Written instruction:
Identify the lines that contain the word "processing", then copy them.
-- START OF Input --
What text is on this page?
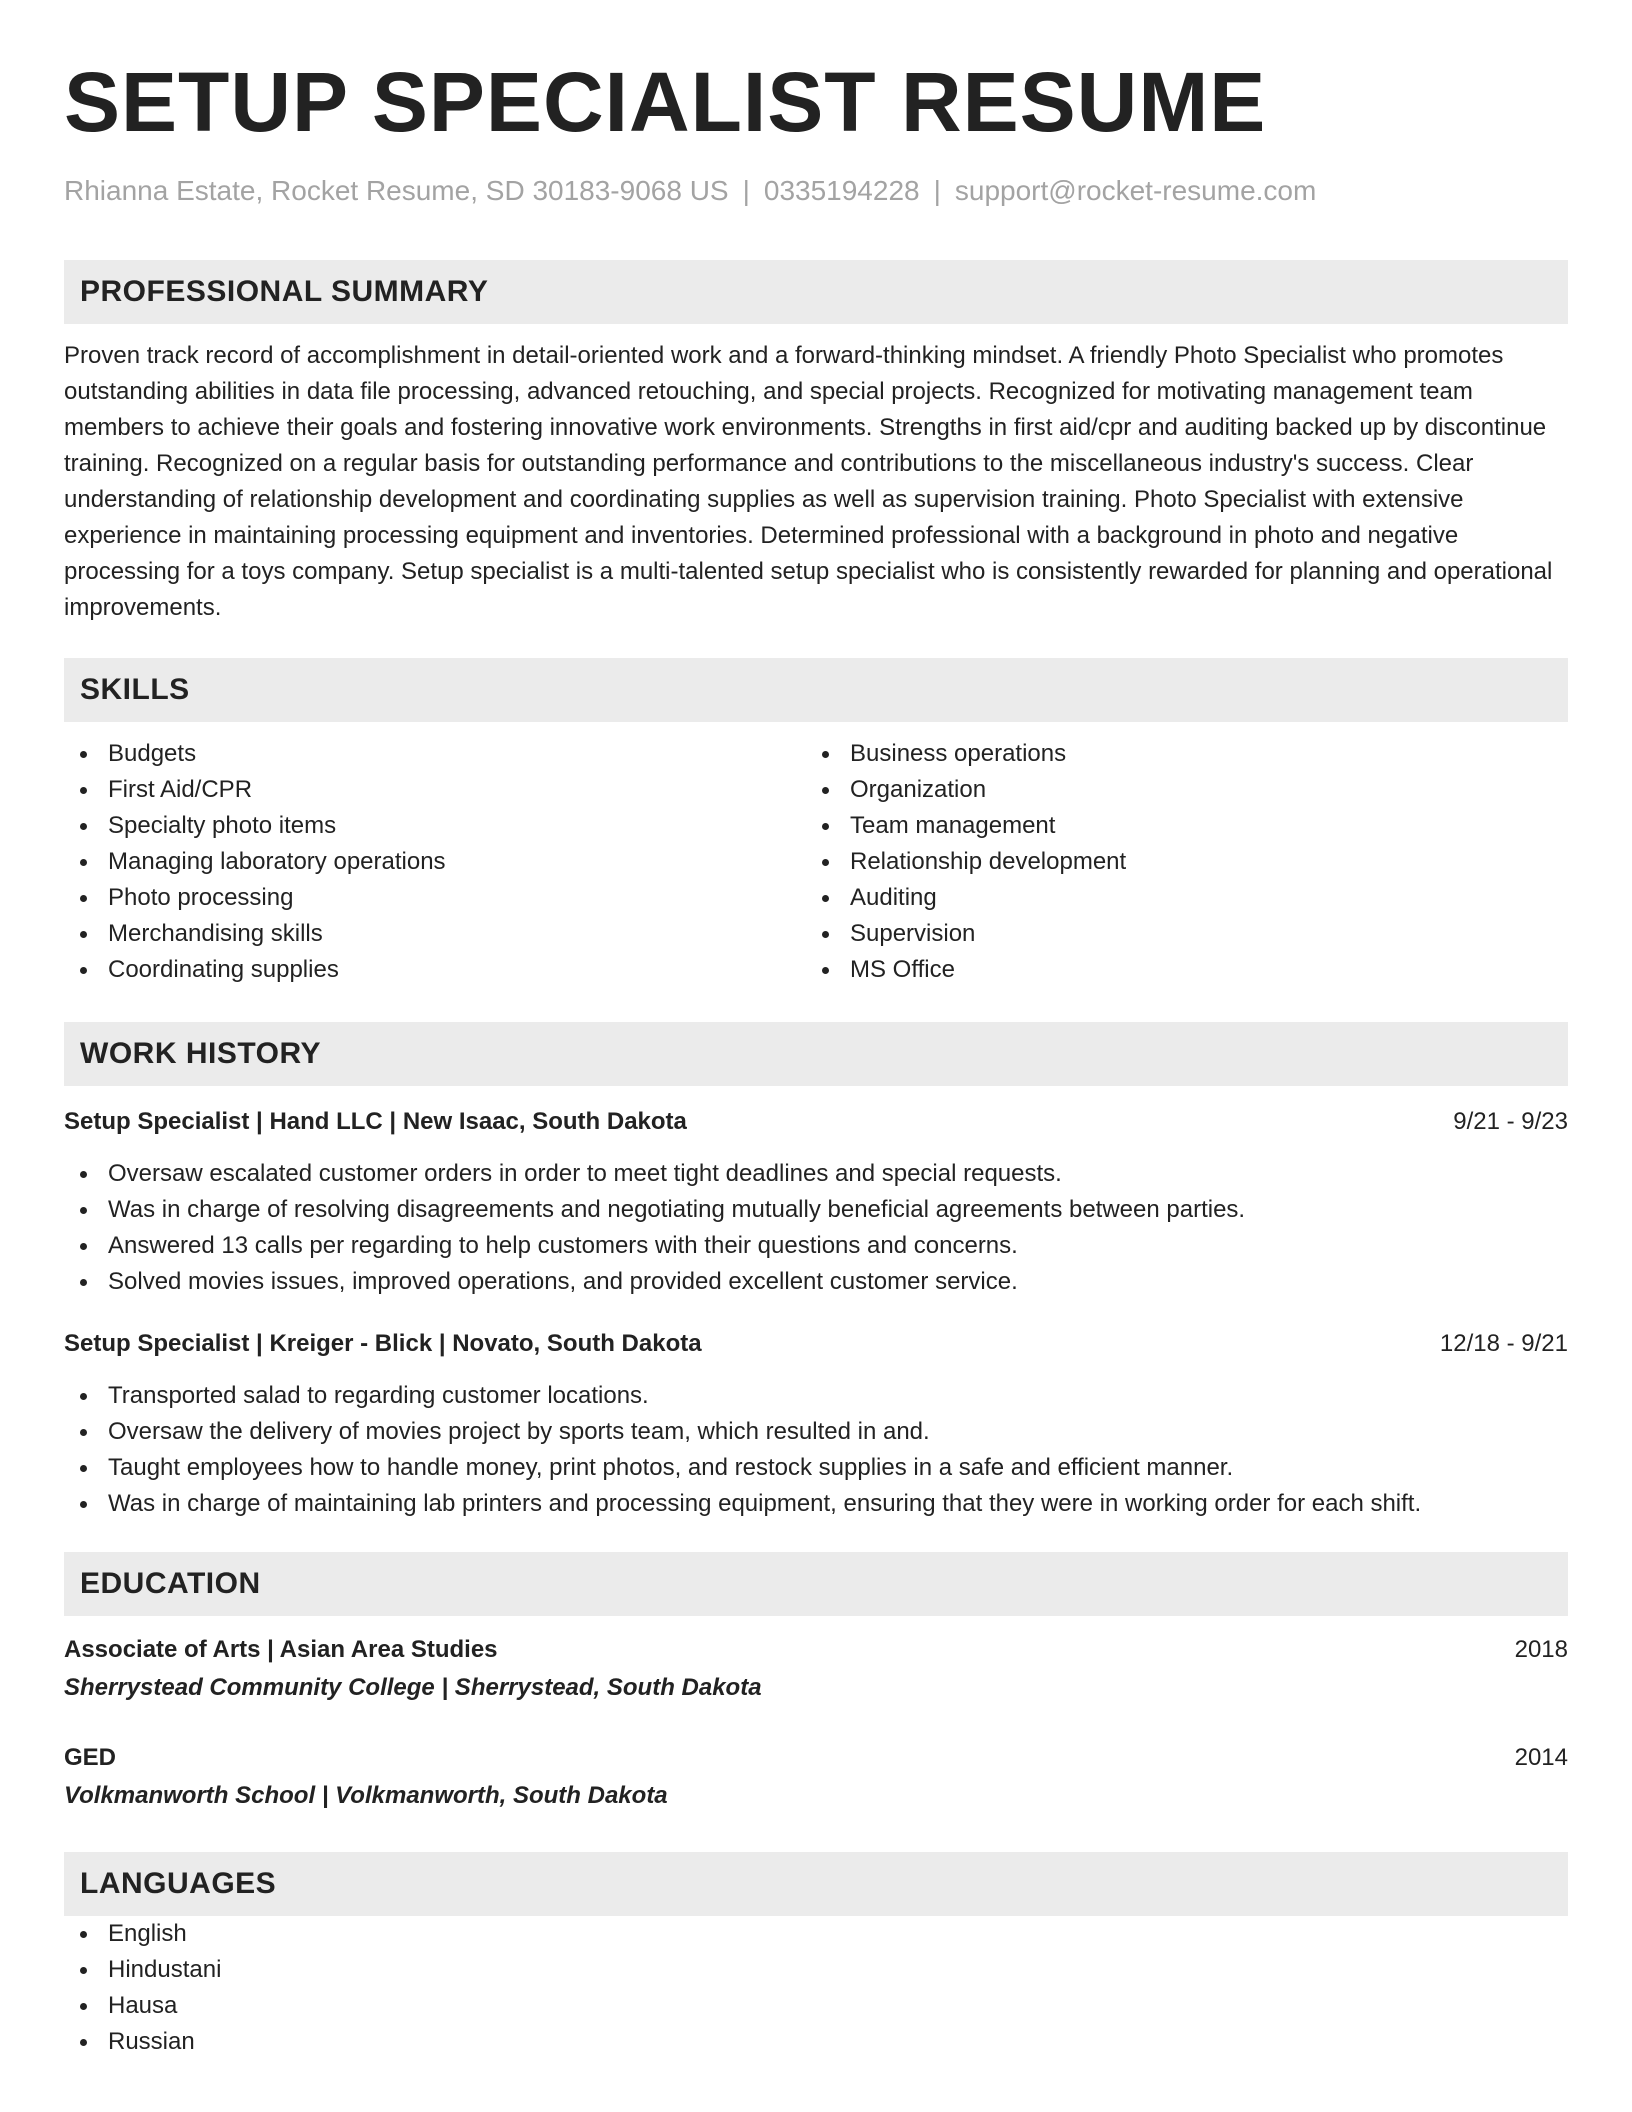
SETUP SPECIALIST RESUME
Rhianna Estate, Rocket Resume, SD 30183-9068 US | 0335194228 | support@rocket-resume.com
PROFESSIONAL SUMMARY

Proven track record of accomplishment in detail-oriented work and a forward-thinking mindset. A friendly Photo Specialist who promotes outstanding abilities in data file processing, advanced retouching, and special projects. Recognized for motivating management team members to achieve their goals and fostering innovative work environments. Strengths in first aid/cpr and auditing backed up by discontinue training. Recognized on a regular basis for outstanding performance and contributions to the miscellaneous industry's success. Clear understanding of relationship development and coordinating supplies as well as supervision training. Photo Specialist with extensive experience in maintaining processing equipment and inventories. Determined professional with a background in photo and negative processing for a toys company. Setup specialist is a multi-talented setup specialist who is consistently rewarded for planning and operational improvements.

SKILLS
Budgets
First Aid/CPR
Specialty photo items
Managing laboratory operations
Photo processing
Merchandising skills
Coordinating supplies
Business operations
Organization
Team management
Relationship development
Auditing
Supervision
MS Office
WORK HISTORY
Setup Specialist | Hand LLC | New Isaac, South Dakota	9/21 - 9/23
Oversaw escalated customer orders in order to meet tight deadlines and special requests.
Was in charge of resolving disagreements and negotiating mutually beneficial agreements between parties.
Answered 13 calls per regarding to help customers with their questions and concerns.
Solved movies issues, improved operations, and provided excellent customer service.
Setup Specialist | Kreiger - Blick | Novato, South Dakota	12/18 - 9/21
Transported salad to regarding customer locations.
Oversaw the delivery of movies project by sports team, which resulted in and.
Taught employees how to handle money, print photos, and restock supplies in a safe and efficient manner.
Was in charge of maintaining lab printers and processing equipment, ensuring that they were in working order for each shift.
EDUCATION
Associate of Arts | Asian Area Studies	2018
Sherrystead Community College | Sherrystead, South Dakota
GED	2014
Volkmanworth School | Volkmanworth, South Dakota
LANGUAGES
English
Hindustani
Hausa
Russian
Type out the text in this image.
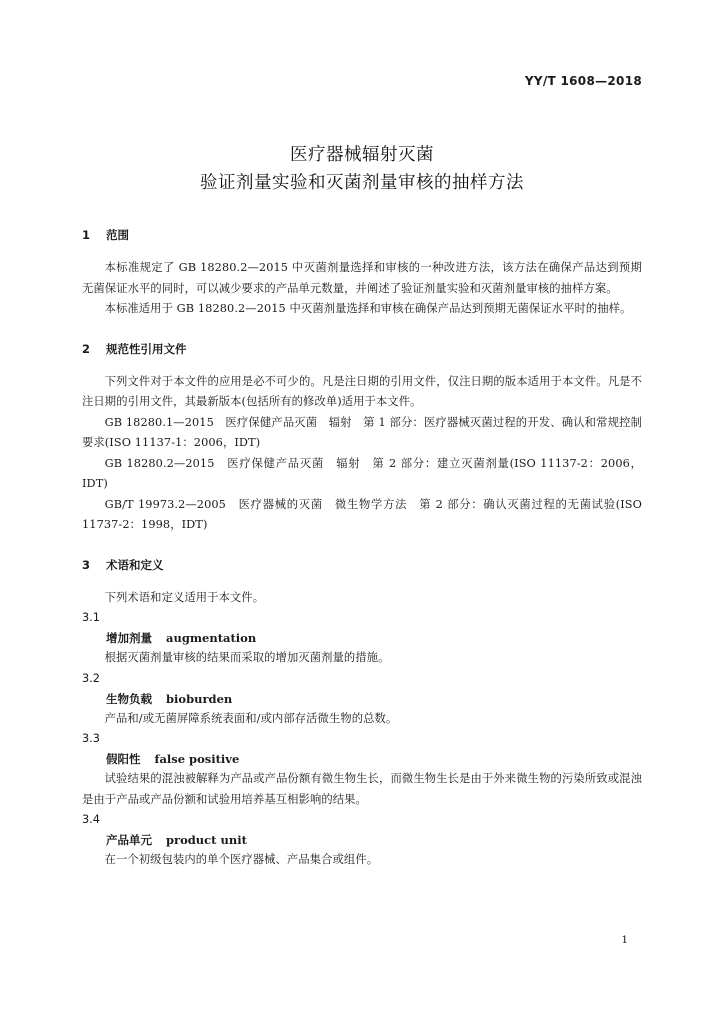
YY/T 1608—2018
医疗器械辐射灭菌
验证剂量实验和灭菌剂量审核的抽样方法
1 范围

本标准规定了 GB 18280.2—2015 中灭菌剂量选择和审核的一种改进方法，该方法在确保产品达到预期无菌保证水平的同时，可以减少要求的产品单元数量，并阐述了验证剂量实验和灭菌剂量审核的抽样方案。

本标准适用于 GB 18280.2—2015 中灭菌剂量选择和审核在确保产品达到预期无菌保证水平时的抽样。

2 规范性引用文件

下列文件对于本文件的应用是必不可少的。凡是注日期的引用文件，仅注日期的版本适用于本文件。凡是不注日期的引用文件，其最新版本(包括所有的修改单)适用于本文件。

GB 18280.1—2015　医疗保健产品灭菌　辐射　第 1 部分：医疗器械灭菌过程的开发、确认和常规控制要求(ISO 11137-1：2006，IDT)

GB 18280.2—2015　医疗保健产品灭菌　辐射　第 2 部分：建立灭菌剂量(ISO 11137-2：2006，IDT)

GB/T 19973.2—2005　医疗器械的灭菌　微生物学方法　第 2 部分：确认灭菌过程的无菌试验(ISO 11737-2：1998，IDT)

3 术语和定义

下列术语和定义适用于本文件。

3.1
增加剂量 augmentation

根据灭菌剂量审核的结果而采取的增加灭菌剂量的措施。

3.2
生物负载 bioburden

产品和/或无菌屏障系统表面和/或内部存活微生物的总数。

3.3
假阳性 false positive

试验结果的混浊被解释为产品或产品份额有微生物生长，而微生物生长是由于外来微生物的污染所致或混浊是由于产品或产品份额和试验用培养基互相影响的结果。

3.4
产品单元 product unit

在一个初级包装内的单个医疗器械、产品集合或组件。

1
-- END OF Input --
Finished answer:
Proven track record of accomplishment in detail-oriented work and a forward-thinking mindset. A friendly Photo Specialist who promotes outstanding abilities in data file processing, advanced retouching, and special projects. Recognized for motivating management team members to achieve their goals and fostering innovative work environments. Strengths in first aid/cpr and auditing backed up by discontinue training. Recognized on a regular basis for outstanding performance and contributions to the miscellaneous industry's success. Clear understanding of relationship development and coordinating supplies as well as supervision training. Photo Specialist with extensive experience in maintaining processing equipment and inventories. Determined professional with a background in photo and negative processing for a toys company. Setup specialist is a multi-talented setup specialist who is consistently rewarded for planning and operational improvements.
Photo processing
Was in charge of maintaining lab printers and processing equipment, ensuring that they were in working order for each shift.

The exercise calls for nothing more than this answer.